==== Entries supplied ====
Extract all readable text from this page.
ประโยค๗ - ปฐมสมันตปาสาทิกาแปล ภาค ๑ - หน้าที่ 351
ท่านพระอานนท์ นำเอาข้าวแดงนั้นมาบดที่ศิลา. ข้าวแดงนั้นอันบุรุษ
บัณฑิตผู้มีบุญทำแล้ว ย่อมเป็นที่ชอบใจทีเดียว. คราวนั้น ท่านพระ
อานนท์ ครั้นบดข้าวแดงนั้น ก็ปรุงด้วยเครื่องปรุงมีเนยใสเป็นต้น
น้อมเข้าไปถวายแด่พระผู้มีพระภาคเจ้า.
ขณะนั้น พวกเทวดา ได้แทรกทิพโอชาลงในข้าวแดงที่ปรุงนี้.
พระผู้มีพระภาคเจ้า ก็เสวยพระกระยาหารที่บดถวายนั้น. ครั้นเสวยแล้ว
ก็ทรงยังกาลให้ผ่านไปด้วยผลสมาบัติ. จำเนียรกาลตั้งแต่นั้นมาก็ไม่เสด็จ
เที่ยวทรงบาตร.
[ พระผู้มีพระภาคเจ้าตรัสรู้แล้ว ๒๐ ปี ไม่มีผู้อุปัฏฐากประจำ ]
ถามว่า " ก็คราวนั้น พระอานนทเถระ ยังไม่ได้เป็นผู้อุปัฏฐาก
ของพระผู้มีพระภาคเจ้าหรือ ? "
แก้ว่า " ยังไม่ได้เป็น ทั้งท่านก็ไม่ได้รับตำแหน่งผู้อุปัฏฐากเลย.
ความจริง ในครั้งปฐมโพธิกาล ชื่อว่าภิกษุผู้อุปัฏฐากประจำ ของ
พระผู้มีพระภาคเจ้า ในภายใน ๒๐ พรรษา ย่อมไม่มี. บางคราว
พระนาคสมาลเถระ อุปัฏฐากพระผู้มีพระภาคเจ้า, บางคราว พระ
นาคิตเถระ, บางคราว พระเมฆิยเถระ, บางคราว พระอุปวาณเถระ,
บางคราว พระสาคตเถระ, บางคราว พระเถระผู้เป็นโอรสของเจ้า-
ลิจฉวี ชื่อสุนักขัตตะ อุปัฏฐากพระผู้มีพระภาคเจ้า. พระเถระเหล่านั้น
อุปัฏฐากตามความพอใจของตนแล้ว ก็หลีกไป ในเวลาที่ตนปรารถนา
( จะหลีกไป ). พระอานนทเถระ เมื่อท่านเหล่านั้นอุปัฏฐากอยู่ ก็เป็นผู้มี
====
Give an exact repetition of all the material.

**Solution to the exercise**:
Extract all readable text from this page.
ประโยค๗ - ปฐมสมันตปาสาทิกาแปล ภาค ๑ - หน้าที่ 351
ท่านพระอานนท์ นำเอาข้าวแดงนั้นมาบดที่ศิลา. ข้าวแดงนั้นอันบุรุษ
บัณฑิตผู้มีบุญทำแล้ว ย่อมเป็นที่ชอบใจทีเดียว. คราวนั้น ท่านพระ
อานนท์ ครั้นบดข้าวแดงนั้น ก็ปรุงด้วยเครื่องปรุงมีเนยใสเป็นต้น
น้อมเข้าไปถวายแด่พระผู้มีพระภาคเจ้า.
ขณะนั้น พวกเทวดา ได้แทรกทิพโอชาลงในข้าวแดงที่ปรุงนี้.
พระผู้มีพระภาคเจ้า ก็เสวยพระกระยาหารที่บดถวายนั้น. ครั้นเสวยแล้ว
ก็ทรงยังกาลให้ผ่านไปด้วยผลสมาบัติ. จำเนียรกาลตั้งแต่นั้นมาก็ไม่เสด็จ
เที่ยวทรงบาตร.
[ พระผู้มีพระภาคเจ้าตรัสรู้แล้ว ๒๐ ปี ไม่มีผู้อุปัฏฐากประจำ ]
ถามว่า " ก็คราวนั้น พระอานนทเถระ ยังไม่ได้เป็นผู้อุปัฏฐาก
ของพระผู้มีพระภาคเจ้าหรือ ? "
แก้ว่า " ยังไม่ได้เป็น ทั้งท่านก็ไม่ได้รับตำแหน่งผู้อุปัฏฐากเลย.
ความจริง ในครั้งปฐมโพธิกาล ชื่อว่าภิกษุผู้อุปัฏฐากประจำ ของ
พระผู้มีพระภาคเจ้า ในภายใน ๒๐ พรรษา ย่อมไม่มี. บางคราว
พระนาคสมาลเถระ อุปัฏฐากพระผู้มีพระภาคเจ้า, บางคราว พระ
นาคิตเถระ, บางคราว พระเมฆิยเถระ, บางคราว พระอุปวาณเถระ,
บางคราว พระสาคตเถระ, บางคราว พระเถระผู้เป็นโอรสของเจ้า-
ลิจฉวี ชื่อสุนักขัตตะ อุปัฏฐากพระผู้มีพระภาคเจ้า. พระเถระเหล่านั้น
อุปัฏฐากตามความพอใจของตนแล้ว ก็หลีกไป ในเวลาที่ตนปรารถนา
( จะหลีกไป ). พระอานนทเถระ เมื่อท่านเหล่านั้นอุปัฏฐากอยู่ ก็เป็นผู้มี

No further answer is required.